Dataset records
---

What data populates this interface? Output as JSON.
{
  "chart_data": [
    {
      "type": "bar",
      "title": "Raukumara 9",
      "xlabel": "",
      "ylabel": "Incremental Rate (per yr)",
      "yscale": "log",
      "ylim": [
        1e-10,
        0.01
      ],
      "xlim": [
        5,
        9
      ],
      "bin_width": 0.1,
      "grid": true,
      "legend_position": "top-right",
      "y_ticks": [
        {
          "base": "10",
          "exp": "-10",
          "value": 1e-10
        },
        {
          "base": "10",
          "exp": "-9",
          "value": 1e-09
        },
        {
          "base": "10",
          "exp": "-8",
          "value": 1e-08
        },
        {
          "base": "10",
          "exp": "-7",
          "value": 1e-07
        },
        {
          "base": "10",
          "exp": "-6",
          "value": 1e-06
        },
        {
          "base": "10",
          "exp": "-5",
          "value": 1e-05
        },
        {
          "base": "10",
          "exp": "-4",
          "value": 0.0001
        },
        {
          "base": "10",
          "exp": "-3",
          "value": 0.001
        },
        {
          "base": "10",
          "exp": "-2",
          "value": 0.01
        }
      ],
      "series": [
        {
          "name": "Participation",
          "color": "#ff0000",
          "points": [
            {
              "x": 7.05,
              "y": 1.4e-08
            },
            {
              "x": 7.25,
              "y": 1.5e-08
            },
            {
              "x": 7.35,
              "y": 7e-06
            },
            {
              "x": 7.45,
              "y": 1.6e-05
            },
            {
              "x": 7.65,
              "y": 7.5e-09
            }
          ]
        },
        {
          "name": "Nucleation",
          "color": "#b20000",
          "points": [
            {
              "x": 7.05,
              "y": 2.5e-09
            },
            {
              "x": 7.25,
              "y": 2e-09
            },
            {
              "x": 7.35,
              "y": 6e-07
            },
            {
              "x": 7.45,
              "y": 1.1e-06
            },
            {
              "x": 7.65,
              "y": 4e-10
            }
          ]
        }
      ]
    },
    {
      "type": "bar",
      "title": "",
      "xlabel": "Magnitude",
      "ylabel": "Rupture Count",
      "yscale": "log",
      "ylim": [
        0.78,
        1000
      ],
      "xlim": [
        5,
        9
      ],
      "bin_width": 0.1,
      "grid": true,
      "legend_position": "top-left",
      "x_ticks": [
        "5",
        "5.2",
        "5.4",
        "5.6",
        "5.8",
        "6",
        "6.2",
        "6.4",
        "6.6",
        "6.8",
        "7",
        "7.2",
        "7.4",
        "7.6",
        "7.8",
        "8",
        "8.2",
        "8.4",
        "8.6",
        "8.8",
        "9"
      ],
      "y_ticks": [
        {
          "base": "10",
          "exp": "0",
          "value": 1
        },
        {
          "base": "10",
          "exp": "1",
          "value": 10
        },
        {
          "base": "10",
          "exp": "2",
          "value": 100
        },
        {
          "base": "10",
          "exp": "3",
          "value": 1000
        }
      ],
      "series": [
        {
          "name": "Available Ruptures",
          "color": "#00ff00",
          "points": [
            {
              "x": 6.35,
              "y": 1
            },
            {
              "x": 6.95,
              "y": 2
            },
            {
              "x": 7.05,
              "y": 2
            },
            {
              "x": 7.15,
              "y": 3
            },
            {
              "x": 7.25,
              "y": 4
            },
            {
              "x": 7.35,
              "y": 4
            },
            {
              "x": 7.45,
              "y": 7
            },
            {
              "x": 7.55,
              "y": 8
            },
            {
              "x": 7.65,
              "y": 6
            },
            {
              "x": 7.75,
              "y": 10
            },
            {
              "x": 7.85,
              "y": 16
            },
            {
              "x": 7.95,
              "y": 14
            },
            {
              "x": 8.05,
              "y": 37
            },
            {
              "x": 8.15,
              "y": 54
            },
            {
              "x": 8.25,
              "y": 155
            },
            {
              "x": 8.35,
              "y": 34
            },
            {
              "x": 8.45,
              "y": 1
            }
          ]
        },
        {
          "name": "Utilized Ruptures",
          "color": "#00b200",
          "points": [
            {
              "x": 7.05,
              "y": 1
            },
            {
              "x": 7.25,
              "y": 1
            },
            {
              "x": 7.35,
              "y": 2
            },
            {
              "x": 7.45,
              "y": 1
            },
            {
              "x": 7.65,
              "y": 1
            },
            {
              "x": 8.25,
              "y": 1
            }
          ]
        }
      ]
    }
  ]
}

---

*WHAT THIS TASK INVOLVES*: Reproduce each entry from the records above, character for character.

*WORKED SOLUTION*:
What data populates this interface? Output as JSON.
{
  "chart_data": [
    {
      "type": "bar",
      "title": "Raukumara 9",
      "xlabel": "",
      "ylabel": "Incremental Rate (per yr)",
      "yscale": "log",
      "ylim": [
        1e-10,
        0.01
      ],
      "xlim": [
        5,
        9
      ],
      "bin_width": 0.1,
      "grid": true,
      "legend_position": "top-right",
      "y_ticks": [
        {
          "base": "10",
          "exp": "-10",
          "value": 1e-10
        },
        {
          "base": "10",
          "exp": "-9",
          "value": 1e-09
        },
        {
          "base": "10",
          "exp": "-8",
          "value": 1e-08
        },
        {
          "base": "10",
          "exp": "-7",
          "value": 1e-07
        },
        {
          "base": "10",
          "exp": "-6",
          "value": 1e-06
        },
        {
          "base": "10",
          "exp": "-5",
          "value": 1e-05
        },
        {
          "base": "10",
          "exp": "-4",
          "value": 0.0001
        },
        {
          "base": "10",
          "exp": "-3",
          "value": 0.001
        },
        {
          "base": "10",
          "exp": "-2",
          "value": 0.01
        }
      ],
      "series": [
        {
          "name": "Participation",
          "color": "#ff0000",
          "points": [
            {
              "x": 7.05,
              "y": 1.4e-08
            },
            {
              "x": 7.25,
              "y": 1.5e-08
            },
            {
              "x": 7.35,
              "y": 7e-06
            },
            {
              "x": 7.45,
              "y": 1.6e-05
            },
            {
              "x": 7.65,
              "y": 7.5e-09
            }
          ]
        },
        {
          "name": "Nucleation",
          "color": "#b20000",
          "points": [
            {
              "x": 7.05,
              "y": 2.5e-09
            },
            {
              "x": 7.25,
              "y": 2e-09
            },
            {
              "x": 7.35,
              "y": 6e-07
            },
            {
              "x": 7.45,
              "y": 1.1e-06
            },
            {
              "x": 7.65,
              "y": 4e-10
            }
          ]
        }
      ]
    },
    {
      "type": "bar",
      "title": "",
      "xlabel": "Magnitude",
      "ylabel": "Rupture Count",
      "yscale": "log",
      "ylim": [
        0.78,
        1000
      ],
      "xlim": [
        5,
        9
      ],
      "bin_width": 0.1,
      "grid": true,
      "legend_position": "top-left",
      "x_ticks": [
        "5",
        "5.2",
        "5.4",
        "5.6",
        "5.8",
        "6",
        "6.2",
        "6.4",
        "6.6",
        "6.8",
        "7",
        "7.2",
        "7.4",
        "7.6",
        "7.8",
        "8",
        "8.2",
        "8.4",
        "8.6",
        "8.8",
        "9"
      ],
      "y_ticks": [
        {
          "base": "10",
          "exp": "0",
          "value": 1
        },
        {
          "base": "10",
          "exp": "1",
          "value": 10
        },
        {
          "base": "10",
          "exp": "2",
          "value": 100
        },
        {
          "base": "10",
          "exp": "3",
          "value": 1000
        }
      ],
      "series": [
        {
          "name": "Available Ruptures",
          "color": "#00ff00",
          "points": [
            {
              "x": 6.35,
              "y": 1
            },
            {
              "x": 6.95,
              "y": 2
            },
            {
              "x": 7.05,
              "y": 2
            },
            {
              "x": 7.15,
              "y": 3
            },
            {
              "x": 7.25,
              "y": 4
            },
            {
              "x": 7.35,
              "y": 4
            },
            {
              "x": 7.45,
              "y": 7
            },
            {
              "x": 7.55,
              "y": 8
            },
            {
              "x": 7.65,
              "y": 6
            },
            {
              "x": 7.75,
              "y": 10
            },
            {
              "x": 7.85,
              "y": 16
            },
            {
              "x": 7.95,
              "y": 14
            },
            {
              "x": 8.05,
              "y": 37
            },
            {
              "x": 8.15,
              "y": 54
            },
            {
              "x": 8.25,
              "y": 155
            },
            {
              "x": 8.35,
              "y": 34
            },
            {
              "x": 8.45,
              "y": 1
            }
          ]
        },
        {
          "name": "Utilized Ruptures",
          "color": "#00b200",
          "points": [
            {
              "x": 7.05,
              "y": 1
            },
            {
              "x": 7.25,
              "y": 1
            },
            {
              "x": 7.35,
              "y": 2
            },
            {
              "x": 7.45,
              "y": 1
            },
            {
              "x": 7.65,
              "y": 1
            },
            {
              "x": 8.25,
              "y": 1
            }
          ]
        }
      ]
    }
  ]
}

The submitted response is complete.